- [The task]: Set down every record once more, exactly as given.

*****

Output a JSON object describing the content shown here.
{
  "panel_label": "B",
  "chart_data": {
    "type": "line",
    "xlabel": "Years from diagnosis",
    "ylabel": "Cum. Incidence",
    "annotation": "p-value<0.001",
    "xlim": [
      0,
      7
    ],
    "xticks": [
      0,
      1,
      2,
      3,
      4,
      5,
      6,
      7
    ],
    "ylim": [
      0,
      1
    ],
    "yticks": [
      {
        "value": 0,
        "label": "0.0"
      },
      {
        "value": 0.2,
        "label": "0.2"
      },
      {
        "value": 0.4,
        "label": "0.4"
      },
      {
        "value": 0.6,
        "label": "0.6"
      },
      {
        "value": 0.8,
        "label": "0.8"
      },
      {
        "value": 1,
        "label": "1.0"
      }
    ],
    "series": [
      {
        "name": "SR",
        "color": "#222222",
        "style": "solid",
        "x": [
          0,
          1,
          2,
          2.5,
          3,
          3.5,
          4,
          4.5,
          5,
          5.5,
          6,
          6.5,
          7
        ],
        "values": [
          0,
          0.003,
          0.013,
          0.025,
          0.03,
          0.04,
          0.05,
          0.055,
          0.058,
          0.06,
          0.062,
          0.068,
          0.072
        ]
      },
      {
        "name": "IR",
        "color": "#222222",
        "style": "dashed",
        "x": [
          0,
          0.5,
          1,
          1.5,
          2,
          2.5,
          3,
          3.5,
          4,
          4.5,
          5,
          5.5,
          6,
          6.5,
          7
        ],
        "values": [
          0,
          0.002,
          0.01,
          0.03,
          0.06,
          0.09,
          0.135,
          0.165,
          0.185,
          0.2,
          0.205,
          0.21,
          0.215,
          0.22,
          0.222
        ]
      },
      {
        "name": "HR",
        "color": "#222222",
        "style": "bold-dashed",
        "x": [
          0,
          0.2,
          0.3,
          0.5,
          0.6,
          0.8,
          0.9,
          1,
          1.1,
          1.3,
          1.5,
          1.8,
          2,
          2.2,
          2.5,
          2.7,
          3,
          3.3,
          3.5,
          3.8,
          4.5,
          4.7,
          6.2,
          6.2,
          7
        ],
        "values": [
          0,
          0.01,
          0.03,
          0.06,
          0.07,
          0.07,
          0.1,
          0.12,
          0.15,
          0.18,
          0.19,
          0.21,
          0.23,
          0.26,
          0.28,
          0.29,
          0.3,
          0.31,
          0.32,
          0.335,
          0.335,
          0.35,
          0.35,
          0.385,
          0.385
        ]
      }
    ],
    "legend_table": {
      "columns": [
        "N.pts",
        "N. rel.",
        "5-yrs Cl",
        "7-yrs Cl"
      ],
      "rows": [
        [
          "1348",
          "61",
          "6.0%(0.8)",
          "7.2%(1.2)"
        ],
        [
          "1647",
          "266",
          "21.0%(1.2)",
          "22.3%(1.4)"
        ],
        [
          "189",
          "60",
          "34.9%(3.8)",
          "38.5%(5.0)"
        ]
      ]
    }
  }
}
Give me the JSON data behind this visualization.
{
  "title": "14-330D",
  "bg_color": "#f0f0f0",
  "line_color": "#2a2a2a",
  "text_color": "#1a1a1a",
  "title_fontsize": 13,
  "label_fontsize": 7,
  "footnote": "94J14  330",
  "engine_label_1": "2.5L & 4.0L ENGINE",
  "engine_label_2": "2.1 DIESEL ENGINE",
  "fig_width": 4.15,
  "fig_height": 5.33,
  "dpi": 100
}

*****

- [Result]:
Output a JSON object describing the content shown here.
{
  "panel_label": "B",
  "chart_data": {
    "type": "line",
    "xlabel": "Years from diagnosis",
    "ylabel": "Cum. Incidence",
    "annotation": "p-value<0.001",
    "xlim": [
      0,
      7
    ],
    "xticks": [
      0,
      1,
      2,
      3,
      4,
      5,
      6,
      7
    ],
    "ylim": [
      0,
      1
    ],
    "yticks": [
      {
        "value": 0,
        "label": "0.0"
      },
      {
        "value": 0.2,
        "label": "0.2"
      },
      {
        "value": 0.4,
        "label": "0.4"
      },
      {
        "value": 0.6,
        "label": "0.6"
      },
      {
        "value": 0.8,
        "label": "0.8"
      },
      {
        "value": 1,
        "label": "1.0"
      }
    ],
    "series": [
      {
        "name": "SR",
        "color": "#222222",
        "style": "solid",
        "x": [
          0,
          1,
          2,
          2.5,
          3,
          3.5,
          4,
          4.5,
          5,
          5.5,
          6,
          6.5,
          7
        ],
        "values": [
          0,
          0.003,
          0.013,
          0.025,
          0.03,
          0.04,
          0.05,
          0.055,
          0.058,
          0.06,
          0.062,
          0.068,
          0.072
        ]
      },
      {
        "name": "IR",
        "color": "#222222",
        "style": "dashed",
        "x": [
          0,
          0.5,
          1,
          1.5,
          2,
          2.5,
          3,
          3.5,
          4,
          4.5,
          5,
          5.5,
          6,
          6.5,
          7
        ],
        "values": [
          0,
          0.002,
          0.01,
          0.03,
          0.06,
          0.09,
          0.135,
          0.165,
          0.185,
          0.2,
          0.205,
          0.21,
          0.215,
          0.22,
          0.222
        ]
      },
      {
        "name": "HR",
        "color": "#222222",
        "style": "bold-dashed",
        "x": [
          0,
          0.2,
          0.3,
          0.5,
          0.6,
          0.8,
          0.9,
          1,
          1.1,
          1.3,
          1.5,
          1.8,
          2,
          2.2,
          2.5,
          2.7,
          3,
          3.3,
          3.5,
          3.8,
          4.5,
          4.7,
          6.2,
          6.2,
          7
        ],
        "values": [
          0,
          0.01,
          0.03,
          0.06,
          0.07,
          0.07,
          0.1,
          0.12,
          0.15,
          0.18,
          0.19,
          0.21,
          0.23,
          0.26,
          0.28,
          0.29,
          0.3,
          0.31,
          0.32,
          0.335,
          0.335,
          0.35,
          0.35,
          0.385,
          0.385
        ]
      }
    ],
    "legend_table": {
      "columns": [
        "N.pts",
        "N. rel.",
        "5-yrs Cl",
        "7-yrs Cl"
      ],
      "rows": [
        [
          "1348",
          "61",
          "6.0%(0.8)",
          "7.2%(1.2)"
        ],
        [
          "1647",
          "266",
          "21.0%(1.2)",
          "22.3%(1.4)"
        ],
        [
          "189",
          "60",
          "34.9%(3.8)",
          "38.5%(5.0)"
        ]
      ]
    }
  }
}
Give me the JSON data behind this visualization.
{
  "title": "14-330D",
  "bg_color": "#f0f0f0",
  "line_color": "#2a2a2a",
  "text_color": "#1a1a1a",
  "title_fontsize": 13,
  "label_fontsize": 7,
  "footnote": "94J14  330",
  "engine_label_1": "2.5L & 4.0L ENGINE",
  "engine_label_2": "2.1 DIESEL ENGINE",
  "fig_width": 4.15,
  "fig_height": 5.33,
  "dpi": 100
}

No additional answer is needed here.